start
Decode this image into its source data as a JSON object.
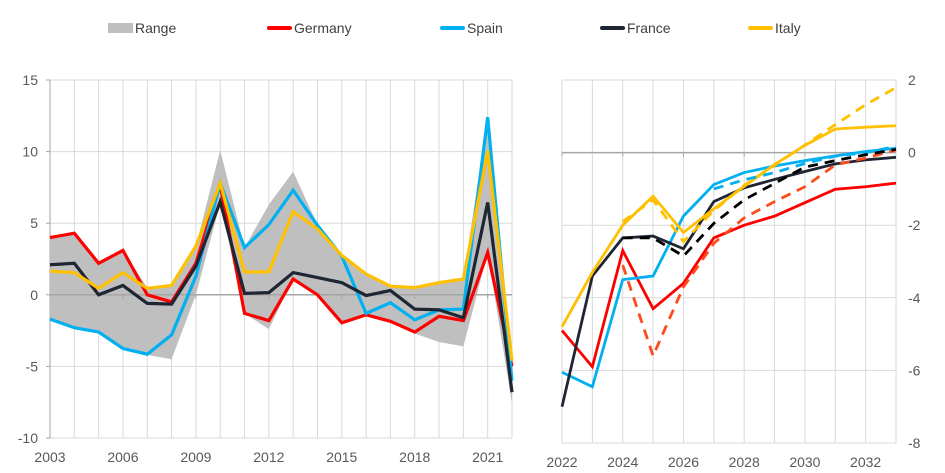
{
  "legend": [
    {
      "label": "Range",
      "kind": "area",
      "color": "#BFBFBF"
    },
    {
      "label": "Germany",
      "kind": "line",
      "color": "#FF0000"
    },
    {
      "label": "Spain",
      "kind": "line",
      "color": "#00B0F0"
    },
    {
      "label": "France",
      "kind": "line",
      "color": "#1F2633"
    },
    {
      "label": "Italy",
      "kind": "line",
      "color": "#FFC000"
    }
  ],
  "chart_data": [
    {
      "type": "line",
      "title": "",
      "xlabel": "",
      "ylabel": "",
      "x": [
        2003,
        2004,
        2005,
        2006,
        2007,
        2008,
        2009,
        2010,
        2011,
        2012,
        2013,
        2014,
        2015,
        2016,
        2017,
        2018,
        2019,
        2020,
        2021,
        2022
      ],
      "xticks": [
        "2003",
        "2006",
        "2009",
        "2012",
        "2015",
        "2018",
        "2021"
      ],
      "xtick_values": [
        2003,
        2006,
        2009,
        2012,
        2015,
        2018,
        2021
      ],
      "yticks": [
        "15",
        "10",
        "5",
        "0",
        "-5",
        "-10"
      ],
      "ytick_values": [
        15,
        10,
        5,
        0,
        -5,
        -10
      ],
      "ylim": [
        -10,
        15
      ],
      "xlim": [
        2003,
        2022
      ],
      "y_axis_side": "left",
      "grid": true,
      "range": {
        "name": "Range",
        "color": "#BFBFBF",
        "upper": [
          4.0,
          4.3,
          2.3,
          3.1,
          0.5,
          0.7,
          3.4,
          10.1,
          3.3,
          6.3,
          8.6,
          4.9,
          2.8,
          1.5,
          0.6,
          0.5,
          0.9,
          1.2,
          12.4,
          -4.6
        ],
        "lower": [
          -1.7,
          -2.3,
          -2.6,
          -3.8,
          -4.2,
          -4.5,
          0.0,
          6.4,
          -1.3,
          -2.4,
          1.1,
          -0.1,
          -2.0,
          -1.4,
          -1.9,
          -2.7,
          -3.3,
          -3.6,
          2.9,
          -7.6
        ]
      },
      "series": [
        {
          "name": "Germany",
          "color": "#FF0000",
          "values": [
            4.0,
            4.3,
            2.2,
            3.1,
            0.0,
            -0.5,
            2.2,
            7.7,
            -1.3,
            -1.8,
            1.1,
            0.0,
            -1.95,
            -1.4,
            -1.85,
            -2.6,
            -1.5,
            -1.8,
            2.95,
            -5.0
          ]
        },
        {
          "name": "Spain",
          "color": "#00B0F0",
          "values": [
            -1.7,
            -2.3,
            -2.6,
            -3.75,
            -4.15,
            -2.8,
            1.3,
            7.8,
            3.3,
            4.9,
            7.3,
            4.85,
            2.7,
            -1.3,
            -0.55,
            -1.75,
            -1.05,
            -1.0,
            12.4,
            -6.0
          ]
        },
        {
          "name": "France",
          "color": "#1F2633",
          "values": [
            2.1,
            2.2,
            0.0,
            0.65,
            -0.6,
            -0.65,
            2.0,
            6.5,
            0.1,
            0.15,
            1.55,
            1.2,
            0.85,
            -0.05,
            0.3,
            -1.0,
            -1.05,
            -1.6,
            6.45,
            -6.8
          ]
        },
        {
          "name": "Italy",
          "color": "#FFC000",
          "values": [
            1.65,
            1.55,
            0.45,
            1.55,
            0.45,
            0.65,
            3.4,
            7.8,
            1.6,
            1.6,
            5.8,
            4.6,
            2.75,
            1.45,
            0.6,
            0.5,
            0.85,
            1.1,
            10.05,
            -4.6
          ]
        }
      ]
    },
    {
      "type": "line",
      "title": "",
      "xlabel": "",
      "ylabel": "",
      "x": [
        2022,
        2023,
        2024,
        2025,
        2026,
        2027,
        2028,
        2029,
        2030,
        2031,
        2032,
        2033
      ],
      "xticks": [
        "2022",
        "2024",
        "2026",
        "2028",
        "2030",
        "2032"
      ],
      "xtick_values": [
        2022,
        2024,
        2026,
        2028,
        2030,
        2032
      ],
      "yticks": [
        "2",
        "0",
        "-2",
        "-4",
        "-6",
        "-8"
      ],
      "ytick_values": [
        2,
        0,
        -2,
        -4,
        -6,
        -8
      ],
      "ylim": [
        -8,
        2
      ],
      "xlim": [
        2022,
        2033
      ],
      "y_axis_side": "right",
      "grid": true,
      "series": [
        {
          "name": "Germany",
          "style": "solid",
          "color": "#FF0000",
          "values": [
            -4.9,
            -5.9,
            -2.7,
            -4.3,
            -3.6,
            -2.35,
            -2.0,
            -1.75,
            -1.38,
            -1.01,
            -0.94,
            -0.84
          ]
        },
        {
          "name": "Spain",
          "style": "solid",
          "color": "#00B0F0",
          "values": [
            -6.05,
            -6.45,
            -3.5,
            -3.4,
            -1.75,
            -0.88,
            -0.55,
            -0.37,
            -0.22,
            -0.09,
            0.03,
            0.12
          ]
        },
        {
          "name": "France",
          "style": "solid",
          "color": "#1F2633",
          "values": [
            -7.0,
            -3.4,
            -2.35,
            -2.3,
            -2.65,
            -1.35,
            -0.97,
            -0.74,
            -0.52,
            -0.31,
            -0.2,
            -0.13
          ]
        },
        {
          "name": "Italy",
          "style": "solid",
          "color": "#FFC000",
          "values": [
            -4.8,
            -3.3,
            -2.0,
            -1.2,
            -2.2,
            -1.55,
            -0.93,
            -0.33,
            0.2,
            0.65,
            0.7,
            0.74
          ]
        },
        {
          "name": "Germany (dashed)",
          "style": "dashed",
          "color": "#FF4A1C",
          "values": [
            null,
            null,
            -3.1,
            -5.6,
            -3.7,
            -2.5,
            -1.8,
            -1.35,
            -0.94,
            -0.34,
            -0.15,
            0.07
          ]
        },
        {
          "name": "Spain (dashed)",
          "style": "dashed",
          "color": "#00B0F0",
          "values": [
            null,
            null,
            null,
            null,
            null,
            -1.0,
            -0.75,
            -0.55,
            -0.3,
            -0.1,
            0.0,
            0.17
          ]
        },
        {
          "name": "France (dashed)",
          "style": "dashed",
          "color": "#000000",
          "values": [
            null,
            null,
            -2.35,
            -2.35,
            -2.85,
            -1.95,
            -1.3,
            -0.85,
            -0.4,
            -0.22,
            -0.06,
            0.09
          ]
        },
        {
          "name": "Italy (dashed)",
          "style": "dashed",
          "color": "#FFC000",
          "values": [
            null,
            null,
            -1.9,
            -1.3,
            -2.45,
            -1.6,
            -0.9,
            -0.35,
            0.21,
            0.77,
            1.32,
            1.79
          ]
        }
      ]
    }
  ]
}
end
## Exercise objective
Repeat the entries exactly and keep the pictures out of the copy.

## Solution
Decode this image into its source data as a JSON object.
{
  "legend": [
    {
      "label": "Range",
      "kind": "area",
      "color": "#BFBFBF"
    },
    {
      "label": "Germany",
      "kind": "line",
      "color": "#FF0000"
    },
    {
      "label": "Spain",
      "kind": "line",
      "color": "#00B0F0"
    },
    {
      "label": "France",
      "kind": "line",
      "color": "#1F2633"
    },
    {
      "label": "Italy",
      "kind": "line",
      "color": "#FFC000"
    }
  ],
  "chart_data": [
    {
      "type": "line",
      "title": "",
      "xlabel": "",
      "ylabel": "",
      "x": [
        2003,
        2004,
        2005,
        2006,
        2007,
        2008,
        2009,
        2010,
        2011,
        2012,
        2013,
        2014,
        2015,
        2016,
        2017,
        2018,
        2019,
        2020,
        2021,
        2022
      ],
      "xticks": [
        "2003",
        "2006",
        "2009",
        "2012",
        "2015",
        "2018",
        "2021"
      ],
      "xtick_values": [
        2003,
        2006,
        2009,
        2012,
        2015,
        2018,
        2021
      ],
      "yticks": [
        "15",
        "10",
        "5",
        "0",
        "-5",
        "-10"
      ],
      "ytick_values": [
        15,
        10,
        5,
        0,
        -5,
        -10
      ],
      "ylim": [
        -10,
        15
      ],
      "xlim": [
        2003,
        2022
      ],
      "y_axis_side": "left",
      "grid": true,
      "range": {
        "name": "Range",
        "color": "#BFBFBF",
        "upper": [
          4.0,
          4.3,
          2.3,
          3.1,
          0.5,
          0.7,
          3.4,
          10.1,
          3.3,
          6.3,
          8.6,
          4.9,
          2.8,
          1.5,
          0.6,
          0.5,
          0.9,
          1.2,
          12.4,
          -4.6
        ],
        "lower": [
          -1.7,
          -2.3,
          -2.6,
          -3.8,
          -4.2,
          -4.5,
          0.0,
          6.4,
          -1.3,
          -2.4,
          1.1,
          -0.1,
          -2.0,
          -1.4,
          -1.9,
          -2.7,
          -3.3,
          -3.6,
          2.9,
          -7.6
        ]
      },
      "series": [
        {
          "name": "Germany",
          "color": "#FF0000",
          "values": [
            4.0,
            4.3,
            2.2,
            3.1,
            0.0,
            -0.5,
            2.2,
            7.7,
            -1.3,
            -1.8,
            1.1,
            0.0,
            -1.95,
            -1.4,
            -1.85,
            -2.6,
            -1.5,
            -1.8,
            2.95,
            -5.0
          ]
        },
        {
          "name": "Spain",
          "color": "#00B0F0",
          "values": [
            -1.7,
            -2.3,
            -2.6,
            -3.75,
            -4.15,
            -2.8,
            1.3,
            7.8,
            3.3,
            4.9,
            7.3,
            4.85,
            2.7,
            -1.3,
            -0.55,
            -1.75,
            -1.05,
            -1.0,
            12.4,
            -6.0
          ]
        },
        {
          "name": "France",
          "color": "#1F2633",
          "values": [
            2.1,
            2.2,
            0.0,
            0.65,
            -0.6,
            -0.65,
            2.0,
            6.5,
            0.1,
            0.15,
            1.55,
            1.2,
            0.85,
            -0.05,
            0.3,
            -1.0,
            -1.05,
            -1.6,
            6.45,
            -6.8
          ]
        },
        {
          "name": "Italy",
          "color": "#FFC000",
          "values": [
            1.65,
            1.55,
            0.45,
            1.55,
            0.45,
            0.65,
            3.4,
            7.8,
            1.6,
            1.6,
            5.8,
            4.6,
            2.75,
            1.45,
            0.6,
            0.5,
            0.85,
            1.1,
            10.05,
            -4.6
          ]
        }
      ]
    },
    {
      "type": "line",
      "title": "",
      "xlabel": "",
      "ylabel": "",
      "x": [
        2022,
        2023,
        2024,
        2025,
        2026,
        2027,
        2028,
        2029,
        2030,
        2031,
        2032,
        2033
      ],
      "xticks": [
        "2022",
        "2024",
        "2026",
        "2028",
        "2030",
        "2032"
      ],
      "xtick_values": [
        2022,
        2024,
        2026,
        2028,
        2030,
        2032
      ],
      "yticks": [
        "2",
        "0",
        "-2",
        "-4",
        "-6",
        "-8"
      ],
      "ytick_values": [
        2,
        0,
        -2,
        -4,
        -6,
        -8
      ],
      "ylim": [
        -8,
        2
      ],
      "xlim": [
        2022,
        2033
      ],
      "y_axis_side": "right",
      "grid": true,
      "series": [
        {
          "name": "Germany",
          "style": "solid",
          "color": "#FF0000",
          "values": [
            -4.9,
            -5.9,
            -2.7,
            -4.3,
            -3.6,
            -2.35,
            -2.0,
            -1.75,
            -1.38,
            -1.01,
            -0.94,
            -0.84
          ]
        },
        {
          "name": "Spain",
          "style": "solid",
          "color": "#00B0F0",
          "values": [
            -6.05,
            -6.45,
            -3.5,
            -3.4,
            -1.75,
            -0.88,
            -0.55,
            -0.37,
            -0.22,
            -0.09,
            0.03,
            0.12
          ]
        },
        {
          "name": "France",
          "style": "solid",
          "color": "#1F2633",
          "values": [
            -7.0,
            -3.4,
            -2.35,
            -2.3,
            -2.65,
            -1.35,
            -0.97,
            -0.74,
            -0.52,
            -0.31,
            -0.2,
            -0.13
          ]
        },
        {
          "name": "Italy",
          "style": "solid",
          "color": "#FFC000",
          "values": [
            -4.8,
            -3.3,
            -2.0,
            -1.2,
            -2.2,
            -1.55,
            -0.93,
            -0.33,
            0.2,
            0.65,
            0.7,
            0.74
          ]
        },
        {
          "name": "Germany (dashed)",
          "style": "dashed",
          "color": "#FF4A1C",
          "values": [
            null,
            null,
            -3.1,
            -5.6,
            -3.7,
            -2.5,
            -1.8,
            -1.35,
            -0.94,
            -0.34,
            -0.15,
            0.07
          ]
        },
        {
          "name": "Spain (dashed)",
          "style": "dashed",
          "color": "#00B0F0",
          "values": [
            null,
            null,
            null,
            null,
            null,
            -1.0,
            -0.75,
            -0.55,
            -0.3,
            -0.1,
            0.0,
            0.17
          ]
        },
        {
          "name": "France (dashed)",
          "style": "dashed",
          "color": "#000000",
          "values": [
            null,
            null,
            -2.35,
            -2.35,
            -2.85,
            -1.95,
            -1.3,
            -0.85,
            -0.4,
            -0.22,
            -0.06,
            0.09
          ]
        },
        {
          "name": "Italy (dashed)",
          "style": "dashed",
          "color": "#FFC000",
          "values": [
            null,
            null,
            -1.9,
            -1.3,
            -2.45,
            -1.6,
            -0.9,
            -0.35,
            0.21,
            0.77,
            1.32,
            1.79
          ]
        }
      ]
    }
  ]
}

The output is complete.